Goal of the exercise: Only lines holding the word "Minus" should be copied from the material.

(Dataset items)
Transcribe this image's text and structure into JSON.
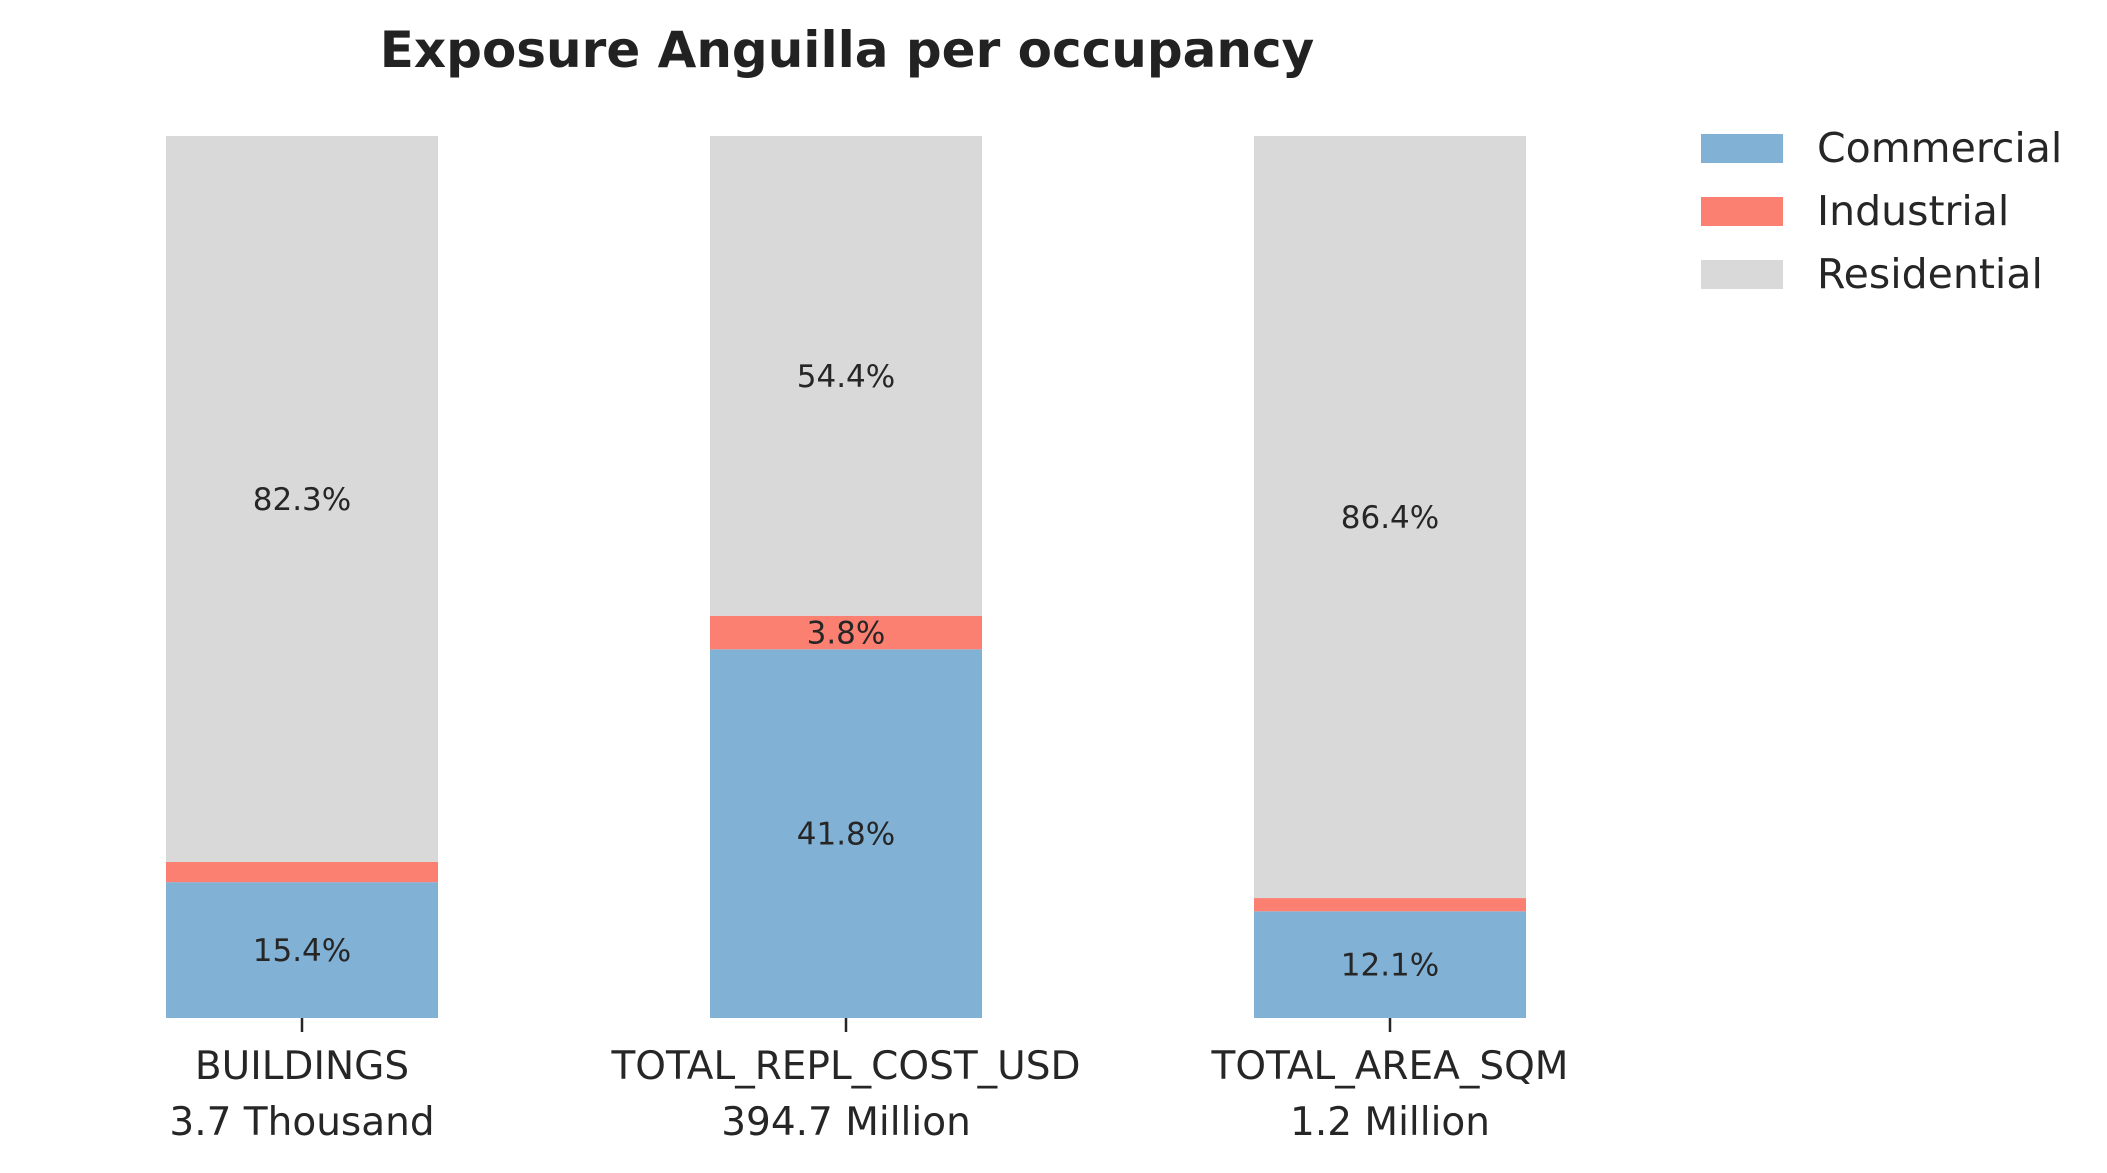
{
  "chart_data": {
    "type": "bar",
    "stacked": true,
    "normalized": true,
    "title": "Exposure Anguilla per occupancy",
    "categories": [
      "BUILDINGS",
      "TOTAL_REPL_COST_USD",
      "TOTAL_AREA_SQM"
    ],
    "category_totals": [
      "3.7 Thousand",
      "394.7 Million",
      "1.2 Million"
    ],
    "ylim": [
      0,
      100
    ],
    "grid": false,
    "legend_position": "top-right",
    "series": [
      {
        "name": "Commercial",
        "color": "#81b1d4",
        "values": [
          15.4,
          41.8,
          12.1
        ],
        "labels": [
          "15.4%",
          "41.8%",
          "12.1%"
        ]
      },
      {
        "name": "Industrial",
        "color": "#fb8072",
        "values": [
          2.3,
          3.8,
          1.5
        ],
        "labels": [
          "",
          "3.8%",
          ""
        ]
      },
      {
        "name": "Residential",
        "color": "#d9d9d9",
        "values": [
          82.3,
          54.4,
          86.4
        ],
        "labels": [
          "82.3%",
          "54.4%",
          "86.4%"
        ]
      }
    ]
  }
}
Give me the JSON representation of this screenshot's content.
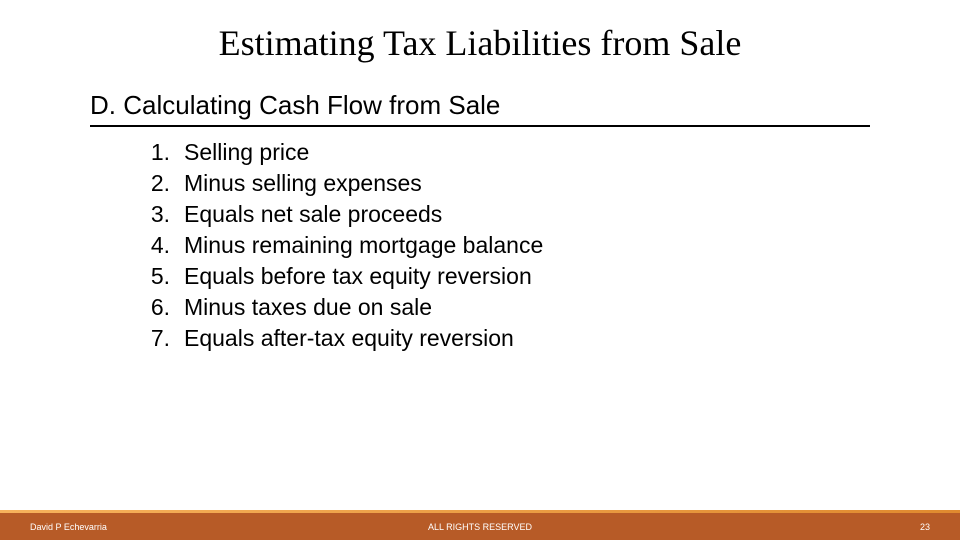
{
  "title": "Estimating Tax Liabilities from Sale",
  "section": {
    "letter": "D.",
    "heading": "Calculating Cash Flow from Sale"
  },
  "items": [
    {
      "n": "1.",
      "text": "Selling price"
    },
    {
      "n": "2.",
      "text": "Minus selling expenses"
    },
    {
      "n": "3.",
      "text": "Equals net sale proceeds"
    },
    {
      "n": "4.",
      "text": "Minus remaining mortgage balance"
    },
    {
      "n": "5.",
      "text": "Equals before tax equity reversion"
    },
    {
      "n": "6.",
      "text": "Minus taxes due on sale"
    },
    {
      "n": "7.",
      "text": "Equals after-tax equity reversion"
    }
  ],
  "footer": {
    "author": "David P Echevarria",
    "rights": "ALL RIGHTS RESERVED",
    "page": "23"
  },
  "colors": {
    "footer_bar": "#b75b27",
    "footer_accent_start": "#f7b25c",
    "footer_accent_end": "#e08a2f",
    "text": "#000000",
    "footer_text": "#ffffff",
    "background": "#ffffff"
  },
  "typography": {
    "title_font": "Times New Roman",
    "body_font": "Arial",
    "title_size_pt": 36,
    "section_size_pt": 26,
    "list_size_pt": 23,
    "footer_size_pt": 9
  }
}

==

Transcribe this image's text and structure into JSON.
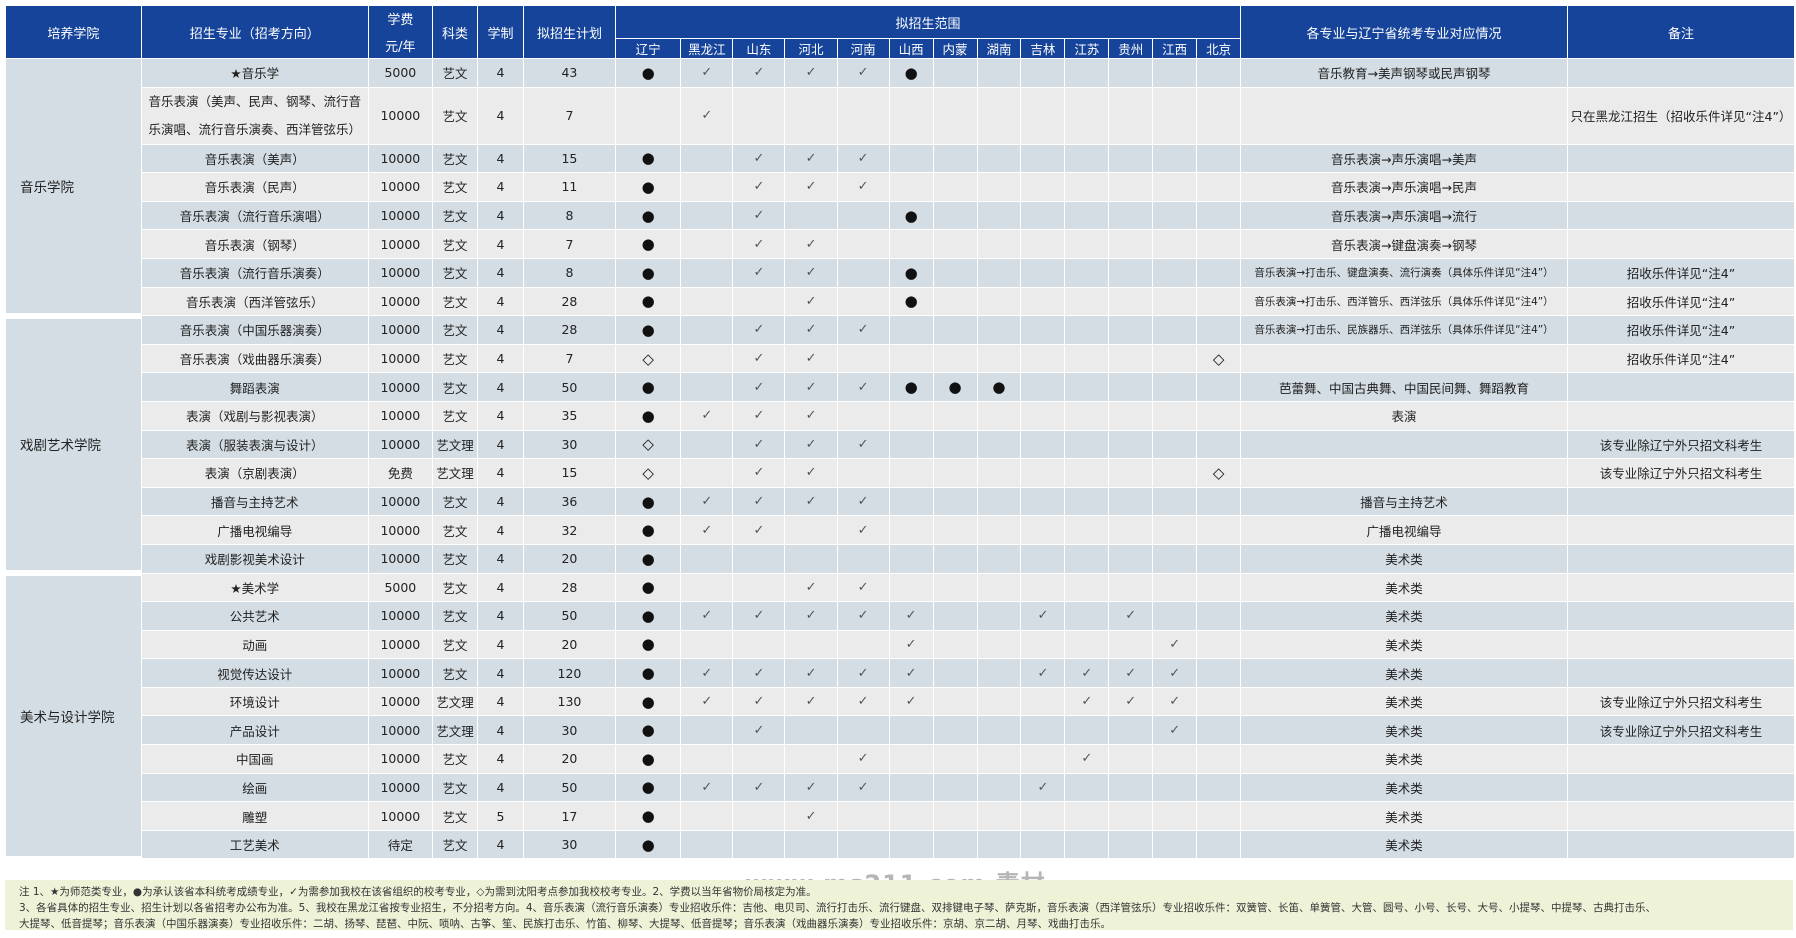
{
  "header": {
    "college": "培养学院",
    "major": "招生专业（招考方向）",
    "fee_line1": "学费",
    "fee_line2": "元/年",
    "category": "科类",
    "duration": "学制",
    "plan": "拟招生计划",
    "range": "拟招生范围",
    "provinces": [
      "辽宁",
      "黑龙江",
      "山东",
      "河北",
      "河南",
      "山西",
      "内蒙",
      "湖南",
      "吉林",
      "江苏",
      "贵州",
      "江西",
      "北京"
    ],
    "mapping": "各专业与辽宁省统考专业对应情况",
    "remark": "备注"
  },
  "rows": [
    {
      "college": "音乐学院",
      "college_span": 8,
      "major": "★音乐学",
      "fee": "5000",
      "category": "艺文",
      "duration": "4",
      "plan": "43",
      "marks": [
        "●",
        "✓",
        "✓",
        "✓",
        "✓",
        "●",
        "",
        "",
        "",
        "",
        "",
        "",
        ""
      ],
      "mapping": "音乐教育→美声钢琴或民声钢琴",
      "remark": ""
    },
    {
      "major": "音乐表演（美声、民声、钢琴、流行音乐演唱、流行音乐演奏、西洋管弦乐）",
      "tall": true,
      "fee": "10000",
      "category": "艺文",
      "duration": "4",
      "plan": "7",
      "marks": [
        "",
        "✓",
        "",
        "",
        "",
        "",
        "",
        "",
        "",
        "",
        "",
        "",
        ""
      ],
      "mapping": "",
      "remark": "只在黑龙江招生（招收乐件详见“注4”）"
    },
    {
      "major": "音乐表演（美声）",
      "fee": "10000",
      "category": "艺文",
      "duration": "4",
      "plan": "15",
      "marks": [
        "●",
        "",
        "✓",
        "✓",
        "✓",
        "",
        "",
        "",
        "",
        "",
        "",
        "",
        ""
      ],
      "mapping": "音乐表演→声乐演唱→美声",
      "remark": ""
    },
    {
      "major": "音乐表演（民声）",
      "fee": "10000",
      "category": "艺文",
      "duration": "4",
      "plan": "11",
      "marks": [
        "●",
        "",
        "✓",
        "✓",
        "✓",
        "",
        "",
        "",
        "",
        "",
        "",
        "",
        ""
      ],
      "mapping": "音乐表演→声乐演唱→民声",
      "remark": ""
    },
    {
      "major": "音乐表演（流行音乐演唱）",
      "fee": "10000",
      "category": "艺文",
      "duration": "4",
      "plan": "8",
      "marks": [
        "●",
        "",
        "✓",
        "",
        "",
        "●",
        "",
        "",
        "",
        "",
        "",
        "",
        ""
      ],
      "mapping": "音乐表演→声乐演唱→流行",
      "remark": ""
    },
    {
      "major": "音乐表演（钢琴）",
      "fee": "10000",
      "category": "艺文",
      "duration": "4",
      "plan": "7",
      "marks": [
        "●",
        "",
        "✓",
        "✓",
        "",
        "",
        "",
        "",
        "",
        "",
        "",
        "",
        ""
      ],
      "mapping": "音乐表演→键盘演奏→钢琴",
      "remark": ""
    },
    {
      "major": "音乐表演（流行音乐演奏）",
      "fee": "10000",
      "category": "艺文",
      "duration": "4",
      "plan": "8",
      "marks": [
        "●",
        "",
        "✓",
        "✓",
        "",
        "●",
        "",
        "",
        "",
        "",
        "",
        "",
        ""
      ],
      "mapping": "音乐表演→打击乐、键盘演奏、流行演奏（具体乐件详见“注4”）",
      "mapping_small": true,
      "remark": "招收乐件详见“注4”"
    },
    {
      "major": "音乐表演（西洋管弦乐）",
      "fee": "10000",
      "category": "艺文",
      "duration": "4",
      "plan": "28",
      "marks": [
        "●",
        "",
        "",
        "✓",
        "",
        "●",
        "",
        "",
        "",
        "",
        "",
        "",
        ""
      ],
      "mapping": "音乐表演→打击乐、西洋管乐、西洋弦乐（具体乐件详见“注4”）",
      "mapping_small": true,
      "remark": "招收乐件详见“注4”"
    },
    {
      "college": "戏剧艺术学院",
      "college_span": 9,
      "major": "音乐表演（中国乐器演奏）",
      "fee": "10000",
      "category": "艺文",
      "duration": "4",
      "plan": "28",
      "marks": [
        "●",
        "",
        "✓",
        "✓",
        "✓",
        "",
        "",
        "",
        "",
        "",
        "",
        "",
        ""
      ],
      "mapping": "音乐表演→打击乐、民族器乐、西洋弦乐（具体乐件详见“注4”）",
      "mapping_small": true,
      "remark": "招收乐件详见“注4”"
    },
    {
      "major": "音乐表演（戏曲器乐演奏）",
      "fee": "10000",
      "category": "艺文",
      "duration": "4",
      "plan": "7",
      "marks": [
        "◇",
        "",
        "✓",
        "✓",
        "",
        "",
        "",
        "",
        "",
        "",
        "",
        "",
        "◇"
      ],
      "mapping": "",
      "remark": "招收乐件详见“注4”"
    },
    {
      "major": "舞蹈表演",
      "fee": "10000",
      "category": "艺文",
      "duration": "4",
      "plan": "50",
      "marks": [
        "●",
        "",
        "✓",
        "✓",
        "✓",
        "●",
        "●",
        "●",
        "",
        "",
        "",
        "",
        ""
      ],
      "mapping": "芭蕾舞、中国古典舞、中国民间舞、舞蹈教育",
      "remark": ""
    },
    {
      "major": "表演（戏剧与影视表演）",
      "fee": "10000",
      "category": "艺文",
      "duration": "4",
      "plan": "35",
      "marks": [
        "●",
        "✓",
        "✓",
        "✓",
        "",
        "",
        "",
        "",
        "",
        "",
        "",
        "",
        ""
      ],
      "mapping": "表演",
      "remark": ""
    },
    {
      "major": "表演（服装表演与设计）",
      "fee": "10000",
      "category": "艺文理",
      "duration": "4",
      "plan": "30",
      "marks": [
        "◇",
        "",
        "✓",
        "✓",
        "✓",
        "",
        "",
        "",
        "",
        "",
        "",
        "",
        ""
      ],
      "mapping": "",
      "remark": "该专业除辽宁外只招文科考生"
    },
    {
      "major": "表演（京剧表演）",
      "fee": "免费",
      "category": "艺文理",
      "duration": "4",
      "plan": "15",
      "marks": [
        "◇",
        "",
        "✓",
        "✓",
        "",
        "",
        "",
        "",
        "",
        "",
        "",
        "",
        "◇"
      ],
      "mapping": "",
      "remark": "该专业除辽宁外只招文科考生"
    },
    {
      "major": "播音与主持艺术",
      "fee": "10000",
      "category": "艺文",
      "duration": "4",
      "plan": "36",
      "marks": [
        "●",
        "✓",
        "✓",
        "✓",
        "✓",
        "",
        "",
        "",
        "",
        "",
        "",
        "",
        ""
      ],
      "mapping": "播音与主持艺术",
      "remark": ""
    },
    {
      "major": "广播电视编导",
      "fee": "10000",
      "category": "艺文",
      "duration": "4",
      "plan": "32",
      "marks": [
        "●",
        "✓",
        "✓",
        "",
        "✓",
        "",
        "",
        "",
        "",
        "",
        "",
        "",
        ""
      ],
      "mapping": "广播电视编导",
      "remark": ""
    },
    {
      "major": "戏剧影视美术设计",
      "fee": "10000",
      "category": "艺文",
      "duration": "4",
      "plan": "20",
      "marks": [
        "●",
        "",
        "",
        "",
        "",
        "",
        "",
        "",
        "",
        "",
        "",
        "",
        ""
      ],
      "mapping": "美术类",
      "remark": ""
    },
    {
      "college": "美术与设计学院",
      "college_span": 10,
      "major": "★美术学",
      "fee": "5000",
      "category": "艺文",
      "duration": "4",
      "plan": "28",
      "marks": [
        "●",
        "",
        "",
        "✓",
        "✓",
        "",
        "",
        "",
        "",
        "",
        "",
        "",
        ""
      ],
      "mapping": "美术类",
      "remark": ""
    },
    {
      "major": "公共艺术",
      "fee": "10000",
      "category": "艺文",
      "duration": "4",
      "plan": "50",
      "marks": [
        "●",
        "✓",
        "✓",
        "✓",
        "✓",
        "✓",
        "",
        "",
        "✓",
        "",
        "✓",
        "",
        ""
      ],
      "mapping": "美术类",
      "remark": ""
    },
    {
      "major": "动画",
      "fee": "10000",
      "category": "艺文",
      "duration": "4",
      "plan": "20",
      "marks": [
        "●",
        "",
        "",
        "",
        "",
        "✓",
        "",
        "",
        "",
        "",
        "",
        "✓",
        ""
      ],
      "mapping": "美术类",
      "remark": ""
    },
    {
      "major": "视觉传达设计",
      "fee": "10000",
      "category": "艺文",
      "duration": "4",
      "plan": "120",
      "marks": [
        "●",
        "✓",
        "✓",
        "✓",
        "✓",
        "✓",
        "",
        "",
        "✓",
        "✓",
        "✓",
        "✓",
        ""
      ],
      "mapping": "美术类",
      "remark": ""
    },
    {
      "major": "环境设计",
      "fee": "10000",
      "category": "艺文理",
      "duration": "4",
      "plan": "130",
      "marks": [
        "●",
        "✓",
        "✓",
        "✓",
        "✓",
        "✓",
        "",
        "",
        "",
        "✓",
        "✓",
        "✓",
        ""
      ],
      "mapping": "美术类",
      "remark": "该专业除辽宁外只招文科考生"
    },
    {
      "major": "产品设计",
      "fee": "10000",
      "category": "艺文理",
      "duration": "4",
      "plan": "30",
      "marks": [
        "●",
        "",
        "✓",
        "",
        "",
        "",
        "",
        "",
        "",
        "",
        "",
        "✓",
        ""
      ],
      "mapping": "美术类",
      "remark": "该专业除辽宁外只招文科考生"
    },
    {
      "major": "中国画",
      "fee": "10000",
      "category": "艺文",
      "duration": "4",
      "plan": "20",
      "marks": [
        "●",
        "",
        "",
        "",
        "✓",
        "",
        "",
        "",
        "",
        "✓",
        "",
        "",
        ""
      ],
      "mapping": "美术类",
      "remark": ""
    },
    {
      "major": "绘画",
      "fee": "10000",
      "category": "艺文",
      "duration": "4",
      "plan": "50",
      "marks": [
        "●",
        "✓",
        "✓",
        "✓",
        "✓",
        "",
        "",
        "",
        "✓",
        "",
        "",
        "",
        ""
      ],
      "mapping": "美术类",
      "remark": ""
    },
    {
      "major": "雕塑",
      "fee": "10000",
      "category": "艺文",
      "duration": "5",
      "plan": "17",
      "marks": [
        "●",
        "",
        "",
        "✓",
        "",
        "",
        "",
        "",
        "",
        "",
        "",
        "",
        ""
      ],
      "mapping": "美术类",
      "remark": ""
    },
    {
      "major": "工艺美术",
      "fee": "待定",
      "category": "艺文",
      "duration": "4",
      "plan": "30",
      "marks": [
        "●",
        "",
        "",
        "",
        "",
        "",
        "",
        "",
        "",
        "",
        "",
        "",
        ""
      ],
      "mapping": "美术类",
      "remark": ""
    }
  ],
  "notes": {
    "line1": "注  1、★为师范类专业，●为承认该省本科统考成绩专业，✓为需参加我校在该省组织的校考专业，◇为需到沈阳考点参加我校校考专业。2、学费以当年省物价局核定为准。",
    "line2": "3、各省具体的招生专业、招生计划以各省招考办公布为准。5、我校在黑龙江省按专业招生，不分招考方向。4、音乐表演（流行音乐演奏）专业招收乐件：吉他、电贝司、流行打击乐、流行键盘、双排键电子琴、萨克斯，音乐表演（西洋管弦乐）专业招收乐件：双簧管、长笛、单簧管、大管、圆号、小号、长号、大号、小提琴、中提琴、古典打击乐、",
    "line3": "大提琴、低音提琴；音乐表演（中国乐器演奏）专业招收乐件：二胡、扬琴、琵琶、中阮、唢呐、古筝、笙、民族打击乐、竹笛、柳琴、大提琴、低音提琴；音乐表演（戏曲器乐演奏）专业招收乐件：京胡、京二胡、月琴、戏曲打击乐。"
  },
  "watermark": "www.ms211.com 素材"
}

Answer to the task:
      "text": "Minus selling expenses"
      "text": "Minus remaining mortgage balance"
      "text": "Minus taxes due on sale"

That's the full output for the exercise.